- _GIVEN TASK_
Reproduce the material word for word, from its first line through the line containing "383, 786, 392]", with both of those lines included.

- _EXTRACTED MATERIAL_
········

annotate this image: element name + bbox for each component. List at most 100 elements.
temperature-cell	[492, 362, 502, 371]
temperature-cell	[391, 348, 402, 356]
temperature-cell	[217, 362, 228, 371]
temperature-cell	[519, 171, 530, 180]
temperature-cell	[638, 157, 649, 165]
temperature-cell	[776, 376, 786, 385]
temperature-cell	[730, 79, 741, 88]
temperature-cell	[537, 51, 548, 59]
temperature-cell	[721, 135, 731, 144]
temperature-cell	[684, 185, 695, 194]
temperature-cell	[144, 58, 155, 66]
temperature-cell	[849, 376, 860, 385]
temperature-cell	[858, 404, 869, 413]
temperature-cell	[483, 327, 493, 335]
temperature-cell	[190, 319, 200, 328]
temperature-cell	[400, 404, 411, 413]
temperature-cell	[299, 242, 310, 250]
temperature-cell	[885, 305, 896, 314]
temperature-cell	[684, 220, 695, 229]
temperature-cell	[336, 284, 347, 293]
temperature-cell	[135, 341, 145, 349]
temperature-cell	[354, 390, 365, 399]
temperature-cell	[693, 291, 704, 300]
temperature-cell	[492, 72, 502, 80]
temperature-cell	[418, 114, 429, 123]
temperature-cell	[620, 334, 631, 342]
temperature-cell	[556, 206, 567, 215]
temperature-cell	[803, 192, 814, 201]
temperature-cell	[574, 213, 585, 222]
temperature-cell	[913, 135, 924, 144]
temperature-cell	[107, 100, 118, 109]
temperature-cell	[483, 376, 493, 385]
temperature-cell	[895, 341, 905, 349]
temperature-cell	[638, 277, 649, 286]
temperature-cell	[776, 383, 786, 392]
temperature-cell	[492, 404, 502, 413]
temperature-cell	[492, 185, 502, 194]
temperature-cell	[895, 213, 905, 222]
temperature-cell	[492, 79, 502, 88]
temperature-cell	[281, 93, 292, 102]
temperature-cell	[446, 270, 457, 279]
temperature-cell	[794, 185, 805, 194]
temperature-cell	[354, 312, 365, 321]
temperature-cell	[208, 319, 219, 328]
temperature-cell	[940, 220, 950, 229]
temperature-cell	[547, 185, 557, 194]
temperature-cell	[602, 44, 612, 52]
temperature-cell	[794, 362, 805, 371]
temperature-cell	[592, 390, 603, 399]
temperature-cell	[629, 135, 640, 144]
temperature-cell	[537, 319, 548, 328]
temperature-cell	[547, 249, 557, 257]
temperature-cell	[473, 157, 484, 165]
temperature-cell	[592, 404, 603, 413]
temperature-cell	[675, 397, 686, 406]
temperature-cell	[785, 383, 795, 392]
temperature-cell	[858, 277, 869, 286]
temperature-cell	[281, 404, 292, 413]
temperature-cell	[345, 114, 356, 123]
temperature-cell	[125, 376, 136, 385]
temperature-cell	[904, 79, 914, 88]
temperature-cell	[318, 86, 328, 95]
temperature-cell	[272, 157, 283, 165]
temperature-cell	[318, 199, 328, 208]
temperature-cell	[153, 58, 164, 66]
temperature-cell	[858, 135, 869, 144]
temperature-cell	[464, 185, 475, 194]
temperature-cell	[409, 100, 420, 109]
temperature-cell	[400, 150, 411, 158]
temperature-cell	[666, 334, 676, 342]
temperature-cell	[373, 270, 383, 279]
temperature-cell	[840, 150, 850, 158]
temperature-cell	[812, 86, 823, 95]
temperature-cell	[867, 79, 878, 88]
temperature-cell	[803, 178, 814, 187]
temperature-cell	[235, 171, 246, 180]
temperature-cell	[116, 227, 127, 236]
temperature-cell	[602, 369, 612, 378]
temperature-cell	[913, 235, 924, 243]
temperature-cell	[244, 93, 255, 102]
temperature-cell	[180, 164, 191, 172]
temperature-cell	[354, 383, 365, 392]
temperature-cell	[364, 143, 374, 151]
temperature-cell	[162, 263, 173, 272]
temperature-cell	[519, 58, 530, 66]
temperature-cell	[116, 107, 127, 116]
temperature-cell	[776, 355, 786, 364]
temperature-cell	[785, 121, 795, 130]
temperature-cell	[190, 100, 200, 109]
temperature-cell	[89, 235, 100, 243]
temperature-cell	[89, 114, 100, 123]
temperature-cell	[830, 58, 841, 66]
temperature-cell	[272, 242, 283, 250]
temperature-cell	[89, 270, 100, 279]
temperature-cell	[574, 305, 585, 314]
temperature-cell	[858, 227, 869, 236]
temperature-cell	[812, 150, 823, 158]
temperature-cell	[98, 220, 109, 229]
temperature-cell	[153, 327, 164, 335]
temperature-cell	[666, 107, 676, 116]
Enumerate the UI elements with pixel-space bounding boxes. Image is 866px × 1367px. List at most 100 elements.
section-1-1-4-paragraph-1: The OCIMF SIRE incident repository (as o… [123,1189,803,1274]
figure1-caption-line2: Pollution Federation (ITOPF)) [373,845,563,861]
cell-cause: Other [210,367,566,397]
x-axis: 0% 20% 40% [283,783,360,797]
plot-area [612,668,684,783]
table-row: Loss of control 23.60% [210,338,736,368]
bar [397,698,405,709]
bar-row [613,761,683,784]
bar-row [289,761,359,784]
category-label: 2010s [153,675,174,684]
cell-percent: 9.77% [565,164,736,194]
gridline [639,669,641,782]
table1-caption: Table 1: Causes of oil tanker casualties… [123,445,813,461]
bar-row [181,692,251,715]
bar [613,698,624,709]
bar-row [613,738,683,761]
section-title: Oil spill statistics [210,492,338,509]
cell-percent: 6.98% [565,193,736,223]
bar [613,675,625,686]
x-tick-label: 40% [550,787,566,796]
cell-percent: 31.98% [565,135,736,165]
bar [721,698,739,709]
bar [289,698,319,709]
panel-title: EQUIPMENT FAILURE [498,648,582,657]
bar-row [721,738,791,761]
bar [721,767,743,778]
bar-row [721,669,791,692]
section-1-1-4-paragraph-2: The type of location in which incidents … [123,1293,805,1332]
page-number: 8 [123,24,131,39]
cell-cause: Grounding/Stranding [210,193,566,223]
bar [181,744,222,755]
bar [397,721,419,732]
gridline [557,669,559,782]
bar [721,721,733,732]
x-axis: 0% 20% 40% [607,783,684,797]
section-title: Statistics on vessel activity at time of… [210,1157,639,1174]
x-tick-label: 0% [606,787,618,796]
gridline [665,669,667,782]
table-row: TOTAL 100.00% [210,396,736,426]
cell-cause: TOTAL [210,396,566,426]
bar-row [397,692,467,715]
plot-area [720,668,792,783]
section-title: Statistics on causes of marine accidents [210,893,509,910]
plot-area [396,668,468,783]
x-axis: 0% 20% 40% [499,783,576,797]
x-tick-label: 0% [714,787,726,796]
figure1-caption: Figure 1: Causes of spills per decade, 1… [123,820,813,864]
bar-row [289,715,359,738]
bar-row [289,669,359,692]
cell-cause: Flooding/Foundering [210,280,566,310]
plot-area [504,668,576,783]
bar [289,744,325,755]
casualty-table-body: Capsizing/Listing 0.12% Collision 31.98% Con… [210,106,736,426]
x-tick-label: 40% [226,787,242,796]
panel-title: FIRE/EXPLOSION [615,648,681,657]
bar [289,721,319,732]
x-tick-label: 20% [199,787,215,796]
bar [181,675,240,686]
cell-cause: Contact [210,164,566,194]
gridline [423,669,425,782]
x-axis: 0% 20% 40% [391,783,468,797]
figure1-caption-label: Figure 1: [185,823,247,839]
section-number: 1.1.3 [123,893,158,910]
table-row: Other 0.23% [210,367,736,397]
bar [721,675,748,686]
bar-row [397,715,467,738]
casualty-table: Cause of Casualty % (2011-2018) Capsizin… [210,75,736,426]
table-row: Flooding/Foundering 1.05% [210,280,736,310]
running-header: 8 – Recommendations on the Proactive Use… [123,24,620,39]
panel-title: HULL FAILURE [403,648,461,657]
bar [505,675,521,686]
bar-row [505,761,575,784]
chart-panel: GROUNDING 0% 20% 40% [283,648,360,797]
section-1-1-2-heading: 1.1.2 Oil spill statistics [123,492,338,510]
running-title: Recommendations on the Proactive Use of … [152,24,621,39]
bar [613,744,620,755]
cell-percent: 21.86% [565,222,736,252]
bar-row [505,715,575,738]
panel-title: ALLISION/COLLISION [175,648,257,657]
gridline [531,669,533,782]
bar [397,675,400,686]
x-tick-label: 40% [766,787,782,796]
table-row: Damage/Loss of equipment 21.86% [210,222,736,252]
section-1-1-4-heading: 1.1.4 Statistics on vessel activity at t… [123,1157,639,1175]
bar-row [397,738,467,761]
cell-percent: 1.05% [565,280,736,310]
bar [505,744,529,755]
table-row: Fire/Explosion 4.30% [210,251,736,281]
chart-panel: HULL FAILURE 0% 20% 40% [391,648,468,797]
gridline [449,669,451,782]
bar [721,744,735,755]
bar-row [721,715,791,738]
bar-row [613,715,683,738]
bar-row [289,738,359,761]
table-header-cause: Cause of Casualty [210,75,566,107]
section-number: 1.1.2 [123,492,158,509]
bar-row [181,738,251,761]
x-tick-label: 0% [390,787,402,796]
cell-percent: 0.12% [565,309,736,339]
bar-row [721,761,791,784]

········

- _RESPONSE TO THIS TASK_
annotate this image: element name + bbox for each component. List at most 100 elements.
temperature-cell	[492, 362, 502, 371]
temperature-cell	[391, 348, 402, 356]
temperature-cell	[217, 362, 228, 371]
temperature-cell	[519, 171, 530, 180]
temperature-cell	[638, 157, 649, 165]
temperature-cell	[776, 376, 786, 385]
temperature-cell	[730, 79, 741, 88]
temperature-cell	[537, 51, 548, 59]
temperature-cell	[721, 135, 731, 144]
temperature-cell	[684, 185, 695, 194]
temperature-cell	[144, 58, 155, 66]
temperature-cell	[849, 376, 860, 385]
temperature-cell	[858, 404, 869, 413]
temperature-cell	[483, 327, 493, 335]
temperature-cell	[190, 319, 200, 328]
temperature-cell	[400, 404, 411, 413]
temperature-cell	[299, 242, 310, 250]
temperature-cell	[885, 305, 896, 314]
temperature-cell	[684, 220, 695, 229]
temperature-cell	[336, 284, 347, 293]
temperature-cell	[135, 341, 145, 349]
temperature-cell	[354, 390, 365, 399]
temperature-cell	[693, 291, 704, 300]
temperature-cell	[492, 72, 502, 80]
temperature-cell	[418, 114, 429, 123]
temperature-cell	[620, 334, 631, 342]
temperature-cell	[556, 206, 567, 215]
temperature-cell	[803, 192, 814, 201]
temperature-cell	[574, 213, 585, 222]
temperature-cell	[913, 135, 924, 144]
temperature-cell	[107, 100, 118, 109]
temperature-cell	[483, 376, 493, 385]
temperature-cell	[895, 341, 905, 349]
temperature-cell	[638, 277, 649, 286]
temperature-cell	[776, 383, 786, 392]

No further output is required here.